*** Opening of Page text ***
Added an appendix to the short term paper with further forecast comparisons for European and Latin American countries.
Both Sweden and Iran have lost their peak in confirmed cases. For Sweden the previous peak was on 24 April (daily peak of 656 cases), for Iran it was on 31 March (peak of 3116). For Iran this looks like a second wave, with increasing daily counts for the last four weeks. For Sweden this is a sudden jump in confirmed cases in the last two days, compared to a fairly steady weekly pattern over the previous six weeks.
[2020-05-20] Problem with UK confirmed cases: negative daily count. This makes the forecasts temporarily unreliable.
Updated the second paper.
[2020-05-18] Minor fixes to the improved version of scenario forecasting, backported to 2020-05-13.
[2020-05-13] We now omit countries with fewer than 200 confirmed cases in the last week (25 for deaths).
The short-term paper has some small updates, including further comparisons with other models.
Data for Ecuador are not reliable enough for forecasting.
Switched to an improved version of scenario forecasting.
[2020-05-06] The New York Times is in the process of redefining its US state data. Unfortunately, at the moment only the last observation has changed (e.g New York deaths jumped from 19645 on 2020-05-05 to 25956 a day later). This means the data is currently useless; however it does bring it close to the Johns Hopkins/CSSE count (25626 on 2020-05-06). The aggregate US count is based on JH/CSSE so unaffected. We now use Johns Hopkins/CSSE US state data, including all states with sufficient counts. So the new forecasts cannot be compared to those previously.
A minor change is that we show the graph without scenario forecast if no peak has been detected yet.
[2020-04-29] See our blog entry at the International Institute of Forecasters.
US history of death counts revised in Johns Hopkins/CSSE data.
UK death counts have been revised to include the deaths in care homes. In the Johns Hopkins/CSSE data set, which we use, the entire history has been revised. So forecasts made up to 2020-04-29 cannot be compared to later outcomes. In the ECDC data set only the last observation has changed, causing a jump in the series.
[2020-04-27] Our short-term COVID-19 forecasting paper is now available as Nuffield Economics Discussion Paper 2020-W06.
A small adjustment has been made to the scenario forecast methodology, and will be documented shortly.
[2020-04-24] A summary of our work on short-term COVID-19 forecasting appeared as a voxeu.
[2020-04-17] Bird and Nielsen look into nowcasting death counts in England.
[2020-04-16] Added scenario forecasts to all graphs now. This would now be the preferred forecast for most.
This is the first time with a peak in confirmed UK cases (also for deaths, but this is uncertain because it is at the same date).
[2020-04-10] Updated documentation with better description of short-term estimates and peak determination.
[2020-04-09] Added table with estimated peak dates (if happened) and dates to and since the peak. Note that this can be a local peak, and subsequent re-acceleration (or data revisions) can result in a new peak later.
[2020-04-08] Minor correction to peak estimates. Added table with scenario forecasts.
[2020-04-06] Added a post hoc estimate of the peak number of cases. This needs at least three confirmed observations (four for deaths) after the event. It is based on the averaged smooth trend, and can change later or be a local peak. It is marked with a vertical line with the date label, or a date with left arrow in the bottom left corner of the graph. This is backported to 2020-04-04.
[2020-04-02] Now including more US States, based on New York Times data.
[2020-03-31] Scenario forecasts, based on what happened in China earlier this year, are presented for several countries (line marked with x). Created more plausible 90% confidence bands (dotted line in same colour).
[2020-03-26] Scenario forecasts that are based on what happened in China earlier this year, only for Italy.
[2020-03-24] Our forecasts are starting to overestimate in some cases. This was always expected to happen when the increase starts to slow down. Scenario forecasts that are based on what happened in China earlier this year, but only for Italy and Spain sofar.
*** Close of Page text ***
*** Opening of Data extract ***
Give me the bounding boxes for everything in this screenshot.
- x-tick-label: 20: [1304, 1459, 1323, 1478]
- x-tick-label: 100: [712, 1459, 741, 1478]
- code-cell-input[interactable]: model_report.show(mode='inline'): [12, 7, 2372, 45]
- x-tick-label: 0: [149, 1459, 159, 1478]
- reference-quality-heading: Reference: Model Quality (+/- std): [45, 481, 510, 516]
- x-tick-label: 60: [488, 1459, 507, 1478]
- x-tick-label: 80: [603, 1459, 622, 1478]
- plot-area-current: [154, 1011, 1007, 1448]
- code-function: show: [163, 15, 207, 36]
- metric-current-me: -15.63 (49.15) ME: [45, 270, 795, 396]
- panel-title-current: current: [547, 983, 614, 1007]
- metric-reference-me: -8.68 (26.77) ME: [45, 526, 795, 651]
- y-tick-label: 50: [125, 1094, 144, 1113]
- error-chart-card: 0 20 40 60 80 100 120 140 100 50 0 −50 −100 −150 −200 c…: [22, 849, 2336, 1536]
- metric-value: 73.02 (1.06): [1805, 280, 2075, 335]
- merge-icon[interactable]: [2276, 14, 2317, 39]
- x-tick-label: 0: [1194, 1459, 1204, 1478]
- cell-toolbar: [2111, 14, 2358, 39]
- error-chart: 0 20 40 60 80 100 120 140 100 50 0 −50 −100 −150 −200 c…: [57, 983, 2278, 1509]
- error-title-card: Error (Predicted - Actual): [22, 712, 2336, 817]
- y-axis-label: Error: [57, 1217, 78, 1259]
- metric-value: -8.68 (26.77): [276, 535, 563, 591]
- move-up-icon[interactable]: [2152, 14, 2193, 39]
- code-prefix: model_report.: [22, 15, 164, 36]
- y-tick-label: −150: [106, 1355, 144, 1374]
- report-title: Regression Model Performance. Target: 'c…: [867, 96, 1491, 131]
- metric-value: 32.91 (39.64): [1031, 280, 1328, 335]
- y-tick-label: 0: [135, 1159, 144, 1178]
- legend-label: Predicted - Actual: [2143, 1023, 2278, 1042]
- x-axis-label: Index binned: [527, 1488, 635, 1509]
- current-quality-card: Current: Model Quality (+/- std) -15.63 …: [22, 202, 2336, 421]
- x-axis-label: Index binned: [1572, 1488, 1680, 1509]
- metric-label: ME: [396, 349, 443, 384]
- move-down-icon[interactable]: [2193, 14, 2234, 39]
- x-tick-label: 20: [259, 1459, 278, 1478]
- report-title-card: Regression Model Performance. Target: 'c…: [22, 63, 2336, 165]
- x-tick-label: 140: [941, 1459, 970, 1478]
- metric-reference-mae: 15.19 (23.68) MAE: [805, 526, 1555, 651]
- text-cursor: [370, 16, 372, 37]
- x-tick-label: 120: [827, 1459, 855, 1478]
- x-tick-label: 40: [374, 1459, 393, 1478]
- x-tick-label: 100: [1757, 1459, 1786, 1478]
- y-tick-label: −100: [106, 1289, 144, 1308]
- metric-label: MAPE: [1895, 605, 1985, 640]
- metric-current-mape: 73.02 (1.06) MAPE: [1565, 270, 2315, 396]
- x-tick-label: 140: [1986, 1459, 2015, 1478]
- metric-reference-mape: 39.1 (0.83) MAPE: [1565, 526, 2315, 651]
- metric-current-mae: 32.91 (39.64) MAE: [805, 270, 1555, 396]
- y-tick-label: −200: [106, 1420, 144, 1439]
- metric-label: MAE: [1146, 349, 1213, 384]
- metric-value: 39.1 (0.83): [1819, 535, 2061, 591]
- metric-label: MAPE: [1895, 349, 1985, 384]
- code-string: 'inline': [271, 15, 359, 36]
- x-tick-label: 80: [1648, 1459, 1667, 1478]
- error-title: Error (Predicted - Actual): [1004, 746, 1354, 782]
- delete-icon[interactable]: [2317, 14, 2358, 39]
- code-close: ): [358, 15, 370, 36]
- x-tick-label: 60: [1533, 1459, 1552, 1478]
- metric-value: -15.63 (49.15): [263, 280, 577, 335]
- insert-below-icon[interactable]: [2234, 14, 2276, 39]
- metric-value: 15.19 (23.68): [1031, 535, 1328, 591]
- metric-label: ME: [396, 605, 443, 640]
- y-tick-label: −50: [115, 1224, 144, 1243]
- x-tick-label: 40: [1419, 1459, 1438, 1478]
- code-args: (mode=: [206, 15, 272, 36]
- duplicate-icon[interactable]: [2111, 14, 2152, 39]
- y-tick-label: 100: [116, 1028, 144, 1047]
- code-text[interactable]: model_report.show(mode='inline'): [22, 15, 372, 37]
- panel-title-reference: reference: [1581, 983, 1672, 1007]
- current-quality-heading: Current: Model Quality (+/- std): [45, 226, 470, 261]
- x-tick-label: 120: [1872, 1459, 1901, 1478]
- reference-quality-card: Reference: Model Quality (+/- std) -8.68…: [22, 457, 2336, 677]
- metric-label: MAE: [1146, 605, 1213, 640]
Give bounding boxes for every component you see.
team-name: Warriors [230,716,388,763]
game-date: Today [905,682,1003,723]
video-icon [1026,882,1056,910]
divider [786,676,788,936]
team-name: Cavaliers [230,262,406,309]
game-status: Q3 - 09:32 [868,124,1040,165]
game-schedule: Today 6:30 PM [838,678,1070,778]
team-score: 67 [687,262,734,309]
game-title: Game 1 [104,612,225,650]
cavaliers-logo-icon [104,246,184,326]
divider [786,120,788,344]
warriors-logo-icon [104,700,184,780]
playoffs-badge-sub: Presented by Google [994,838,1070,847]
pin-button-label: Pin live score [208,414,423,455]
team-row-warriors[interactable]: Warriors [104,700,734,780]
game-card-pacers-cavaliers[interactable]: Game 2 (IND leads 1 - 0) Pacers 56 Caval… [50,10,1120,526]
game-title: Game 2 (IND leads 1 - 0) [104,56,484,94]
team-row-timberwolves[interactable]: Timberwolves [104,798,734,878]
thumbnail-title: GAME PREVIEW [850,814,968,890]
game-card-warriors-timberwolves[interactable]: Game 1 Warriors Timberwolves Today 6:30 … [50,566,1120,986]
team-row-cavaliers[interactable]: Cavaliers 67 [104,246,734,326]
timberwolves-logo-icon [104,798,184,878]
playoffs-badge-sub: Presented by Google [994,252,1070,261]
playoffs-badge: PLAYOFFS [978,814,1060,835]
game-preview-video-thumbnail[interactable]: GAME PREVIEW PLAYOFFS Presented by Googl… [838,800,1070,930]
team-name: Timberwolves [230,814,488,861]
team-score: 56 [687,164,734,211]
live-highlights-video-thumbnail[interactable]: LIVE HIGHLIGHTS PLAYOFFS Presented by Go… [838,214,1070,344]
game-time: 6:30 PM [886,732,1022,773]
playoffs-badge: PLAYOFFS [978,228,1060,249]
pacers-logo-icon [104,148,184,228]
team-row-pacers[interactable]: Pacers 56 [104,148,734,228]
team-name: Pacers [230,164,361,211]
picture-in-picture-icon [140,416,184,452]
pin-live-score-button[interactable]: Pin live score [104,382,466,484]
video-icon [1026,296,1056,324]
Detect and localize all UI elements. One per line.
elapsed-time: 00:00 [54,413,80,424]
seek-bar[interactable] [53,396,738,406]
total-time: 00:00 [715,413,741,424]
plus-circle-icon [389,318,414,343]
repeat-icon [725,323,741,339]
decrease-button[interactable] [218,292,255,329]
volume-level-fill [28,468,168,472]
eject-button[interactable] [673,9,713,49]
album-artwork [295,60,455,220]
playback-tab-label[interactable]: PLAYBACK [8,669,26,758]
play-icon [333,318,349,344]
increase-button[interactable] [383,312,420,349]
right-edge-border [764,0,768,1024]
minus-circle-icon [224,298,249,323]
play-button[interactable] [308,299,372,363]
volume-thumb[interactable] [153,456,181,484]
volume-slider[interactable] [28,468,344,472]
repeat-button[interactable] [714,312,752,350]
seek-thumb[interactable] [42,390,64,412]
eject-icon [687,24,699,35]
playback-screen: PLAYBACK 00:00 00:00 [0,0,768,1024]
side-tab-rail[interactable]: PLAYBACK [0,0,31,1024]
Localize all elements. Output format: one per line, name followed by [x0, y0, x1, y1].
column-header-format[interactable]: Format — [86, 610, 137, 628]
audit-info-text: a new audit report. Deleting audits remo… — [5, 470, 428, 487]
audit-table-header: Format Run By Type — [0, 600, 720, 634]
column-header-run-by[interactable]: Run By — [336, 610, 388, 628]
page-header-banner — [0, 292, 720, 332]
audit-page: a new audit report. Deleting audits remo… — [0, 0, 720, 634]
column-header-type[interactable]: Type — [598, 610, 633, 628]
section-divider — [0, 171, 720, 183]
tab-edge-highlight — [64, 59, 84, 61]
*** Close of Data extract ***
• [Work instruction 1]:
Answer these from the COVID-19 forecast update notes:
(a) On what date was Sweden's previous peak in confirmed cases, and what was the daily count?
(b) Below how many confirmed cases in the last week is a country now omitted?
(c) Under what title and number did the short-term COVID-19 forecasting paper become available?
• [Work instruction 2]: Output the passage of the COVID-19 forecast update notes that begins at the words "US history of" and stops after "counts in England.".

• [Task result 1]:
(a) 24 April, with a daily peak of 656 cases.
(b) 200 confirmed cases (25 for deaths).
(c) Nuffield Economics Discussion Paper 2020-W06.

• [Task result 2]:
US history of death counts revised in Johns Hopkins/CSSE data.
UK death counts have been revised to include the deaths in care homes. In the Johns Hopkins/CSSE data set, which we use, the entire history has been revised. So forecasts made up to 2020-04-29 cannot be compared to later outcomes. In the ECDC data set only the last observation has changed, causing a jump in the series.
[2020-04-27] Our short-term COVID-19 forecasting paper is now available as Nuffield Economics Discussion Paper 2020-W06.
A small adjustment has been made to the scenario forecast methodology, and will be documented shortly.
[2020-04-24] A summary of our work on short-term COVID-19 forecasting appeared as a voxeu.
[2020-04-17] Bird and Nielsen look into nowcasting death counts in England.